Output the material exactly, but drop every image it holds.
-- Data start --
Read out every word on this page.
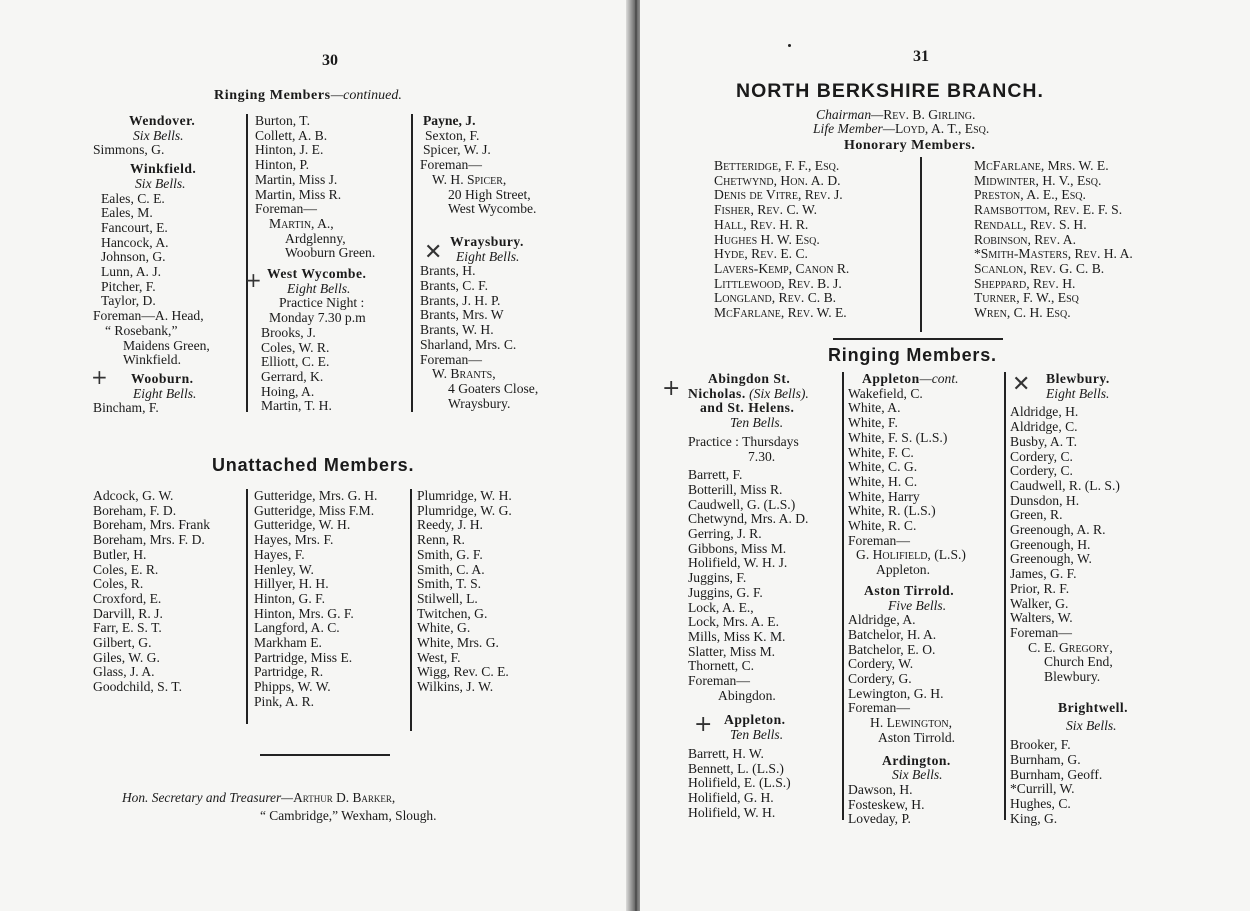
30
Ringing Members—continued.
Wendover.
Six Bells.
Simmons, G.
Winkfield.
Six Bells.
Eales, C. E.
Eales, M.
Fancourt, E.
Hancock, A.
Johnson, G.
Lunn, A. J.
Pitcher, F.
Taylor, D.
Foreman—A. Head,
“ Rosebank,”
Maidens Green,
Winkfield.
Wooburn.
Eight Bells.
Bincham, F.
+
Burton, T.
Collett, A. B.
Hinton, J. E.
Hinton, P.
Martin, Miss J.
Martin, Miss R.
Foreman—
Martin, A.,
Ardglenny,
Wooburn Green.
West Wycombe.
Eight Bells.
Practice Night :
Monday 7.30 p.m
Brooks, J.
Coles, W. R.
Elliott, C. E.
Gerrard, K.
Hoing, A.
Martin, T. H.
+
Payne, J.
Sexton, F.
Spicer, W. J.
Foreman—
W. H. Spicer,
20 High Street,
West Wycombe.
Wraysbury.
Eight Bells.
Brants, H.
Brants, C. F.
Brants, J. H. P.
Brants, Mrs. W
Brants, W. H.
Sharland, Mrs. C.
Foreman—
W. Brants,
4 Goaters Close,
Wraysbury.
✕
Unattached Members.
Adcock, G. W.
Boreham, F. D.
Boreham, Mrs. Frank
Boreham, Mrs. F. D.
Butler, H.
Coles, E. R.
Coles, R.
Croxford, E.
Darvill, R. J.
Farr, E. S. T.
Gilbert, G.
Giles, W. G.
Glass, J. A.
Goodchild, S. T.
Gutteridge, Mrs. G. H.
Gutteridge, Miss F.M.
Gutteridge, W. H.
Hayes, Mrs. F.
Hayes, F.
Henley, W.
Hillyer, H. H.
Hinton, G. F.
Hinton, Mrs. G. F.
Langford, A. C.
Markham E.
Partridge, Miss E.
Partridge, R.
Phipps, W. W.
Pink, A. R.
Plumridge, W. H.
Plumridge, W. G.
Reedy, J. H.
Renn, R.
Smith, G. F.
Smith, C. A.
Smith, T. S.
Stilwell, L.
Twitchen, G.
White, G.
White, Mrs. G.
West, F.
Wigg, Rev. C. E.
Wilkins, J. W.
Hon. Secretary and Treasurer—Arthur D. Barker,
“ Cambridge,” Wexham, Slough.
31
NORTH BERKSHIRE BRANCH.
Chairman—Rev. B. Girling.
Life Member—Loyd, A. T., Esq.
Honorary Members.
Betteridge, F. F., Esq.
Chetwynd, Hon. A. D.
Denis de Vitre, Rev. J.
Fisher, Rev. C. W.
Hall, Rev. H. R.
Hughes H. W. Esq.
Hyde, Rev. E. C.
Lavers-Kemp, Canon R.
Littlewood, Rev. B. J.
Longland, Rev. C. B.
McFarlane, Rev. W. E.
McFarlane, Mrs. W. E.
Midwinter, H. V., Esq.
Preston, A. E., Esq.
Ramsbottom, Rev. E. F. S.
Rendall, Rev. S. H.
Robinson, Rev. A.
*Smith-Masters, Rev. H. A.
Scanlon, Rev. G. C. B.
Sheppard, Rev. H.
Turner, F. W., Esq
Wren, C. H. Esq.
Ringing Members.
Abingdon St.
Nicholas. (Six Bells).
and St. Helens.
Ten Bells.
Practice : Thursdays
7.30.
Barrett, F.
Botterill, Miss R.
Caudwell, G. (L.S.)
Chetwynd, Mrs. A. D.
Gerring, J. R.
Gibbons, Miss M.
Holifield, W. H. J.
Juggins, F.
Juggins, G. F.
Lock, A. E.,
Lock, Mrs. A. E.
Mills, Miss K. M.
Slatter, Miss M.
Thornett, C.
Foreman—
Abingdon.
Appleton.
Ten Bells.
Barrett, H. W.
Bennett, L. (L.S.)
Holifield, E. (L.S.)
Holifield, G. H.
Holifield, W. H.
+
+
Appleton—cont.
Wakefield, C.
White, A.
White, F.
White, F. S. (L.S.)
White, F. C.
White, C. G.
White, H. C.
White, Harry
White, R. (L.S.)
White, R. C.
Foreman—
G. Holifield, (L.S.)
Appleton.
Aston Tirrold.
Five Bells.
Aldridge, A.
Batchelor, H. A.
Batchelor, E. O.
Cordery, W.
Cordery, G.
Lewington, G. H.
Foreman—
H. Lewington,
Aston Tirrold.
Ardington.
Six Bells.
Dawson, H.
Fosteskew, H.
Loveday, P.
Blewbury.
Eight Bells.
Aldridge, H.
Aldridge, C.
Busby, A. T.
Cordery, C.
Cordery, C.
Caudwell, R. (L. S.)
Dunsdon, H.
Green, R.
Greenough, A. R.
Greenough, H.
Greenough, W.
James, G. F.
Prior, R. F.
Walker, G.
Walters, W.
Foreman—
C. E. Gregory,
Church End,
Blewbury.
Brightwell.
Six Bells.
Brooker, F.
Burnham, G.
Burnham, Geoff.
*Currill, W.
Hughes, C.
King, G.
✕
-- Data end --
Solution to the problem:
Read out every word on this page.
30
Ringing Members—continued.
Wendover.
Six Bells.
Simmons, G.
Winkfield.
Six Bells.
Eales, C. E.
Eales, M.
Fancourt, E.
Hancock, A.
Johnson, G.
Lunn, A. J.
Pitcher, F.
Taylor, D.
Foreman—A. Head,
“ Rosebank,”
Maidens Green,
Winkfield.
Wooburn.
Eight Bells.
Bincham, F.
+
Burton, T.
Collett, A. B.
Hinton, J. E.
Hinton, P.
Martin, Miss J.
Martin, Miss R.
Foreman—
Martin, A.,
Ardglenny,
Wooburn Green.
West Wycombe.
Eight Bells.
Practice Night :
Monday 7.30 p.m
Brooks, J.
Coles, W. R.
Elliott, C. E.
Gerrard, K.
Hoing, A.
Martin, T. H.
+
Payne, J.
Sexton, F.
Spicer, W. J.
Foreman—
W. H. Spicer,
20 High Street,
West Wycombe.
Wraysbury.
Eight Bells.
Brants, H.
Brants, C. F.
Brants, J. H. P.
Brants, Mrs. W
Brants, W. H.
Sharland, Mrs. C.
Foreman—
W. Brants,
4 Goaters Close,
Wraysbury.
✕
Unattached Members.
Adcock, G. W.
Boreham, F. D.
Boreham, Mrs. Frank
Boreham, Mrs. F. D.
Butler, H.
Coles, E. R.
Coles, R.
Croxford, E.
Darvill, R. J.
Farr, E. S. T.
Gilbert, G.
Giles, W. G.
Glass, J. A.
Goodchild, S. T.
Gutteridge, Mrs. G. H.
Gutteridge, Miss F.M.
Gutteridge, W. H.
Hayes, Mrs. F.
Hayes, F.
Henley, W.
Hillyer, H. H.
Hinton, G. F.
Hinton, Mrs. G. F.
Langford, A. C.
Markham E.
Partridge, Miss E.
Partridge, R.
Phipps, W. W.
Pink, A. R.
Plumridge, W. H.
Plumridge, W. G.
Reedy, J. H.
Renn, R.
Smith, G. F.
Smith, C. A.
Smith, T. S.
Stilwell, L.
Twitchen, G.
White, G.
White, Mrs. G.
West, F.
Wigg, Rev. C. E.
Wilkins, J. W.
Hon. Secretary and Treasurer—Arthur D. Barker,
“ Cambridge,” Wexham, Slough.
31
NORTH BERKSHIRE BRANCH.
Chairman—Rev. B. Girling.
Life Member—Loyd, A. T., Esq.
Honorary Members.
Betteridge, F. F., Esq.
Chetwynd, Hon. A. D.
Denis de Vitre, Rev. J.
Fisher, Rev. C. W.
Hall, Rev. H. R.
Hughes H. W. Esq.
Hyde, Rev. E. C.
Lavers-Kemp, Canon R.
Littlewood, Rev. B. J.
Longland, Rev. C. B.
McFarlane, Rev. W. E.
McFarlane, Mrs. W. E.
Midwinter, H. V., Esq.
Preston, A. E., Esq.
Ramsbottom, Rev. E. F. S.
Rendall, Rev. S. H.
Robinson, Rev. A.
*Smith-Masters, Rev. H. A.
Scanlon, Rev. G. C. B.
Sheppard, Rev. H.
Turner, F. W., Esq
Wren, C. H. Esq.
Ringing Members.
Abingdon St.
Nicholas. (Six Bells).
and St. Helens.
Ten Bells.
Practice : Thursdays
7.30.
Barrett, F.
Botterill, Miss R.
Caudwell, G. (L.S.)
Chetwynd, Mrs. A. D.
Gerring, J. R.
Gibbons, Miss M.
Holifield, W. H. J.
Juggins, F.
Juggins, G. F.
Lock, A. E.,
Lock, Mrs. A. E.
Mills, Miss K. M.
Slatter, Miss M.
Thornett, C.
Foreman—
Abingdon.
Appleton.
Ten Bells.
Barrett, H. W.
Bennett, L. (L.S.)
Holifield, E. (L.S.)
Holifield, G. H.
Holifield, W. H.
+
+
Appleton—cont.
Wakefield, C.
White, A.
White, F.
White, F. S. (L.S.)
White, F. C.
White, C. G.
White, H. C.
White, Harry
White, R. (L.S.)
White, R. C.
Foreman—
G. Holifield, (L.S.)
Appleton.
Aston Tirrold.
Five Bells.
Aldridge, A.
Batchelor, H. A.
Batchelor, E. O.
Cordery, W.
Cordery, G.
Lewington, G. H.
Foreman—
H. Lewington,
Aston Tirrold.
Ardington.
Six Bells.
Dawson, H.
Fosteskew, H.
Loveday, P.
Blewbury.
Eight Bells.
Aldridge, H.
Aldridge, C.
Busby, A. T.
Cordery, C.
Cordery, C.
Caudwell, R. (L. S.)
Dunsdon, H.
Green, R.
Greenough, A. R.
Greenough, H.
Greenough, W.
James, G. F.
Prior, R. F.
Walker, G.
Walters, W.
Foreman—
C. E. Gregory,
Church End,
Blewbury.
Brightwell.
Six Bells.
Brooker, F.
Burnham, G.
Burnham, Geoff.
*Currill, W.
Hughes, C.
King, G.
✕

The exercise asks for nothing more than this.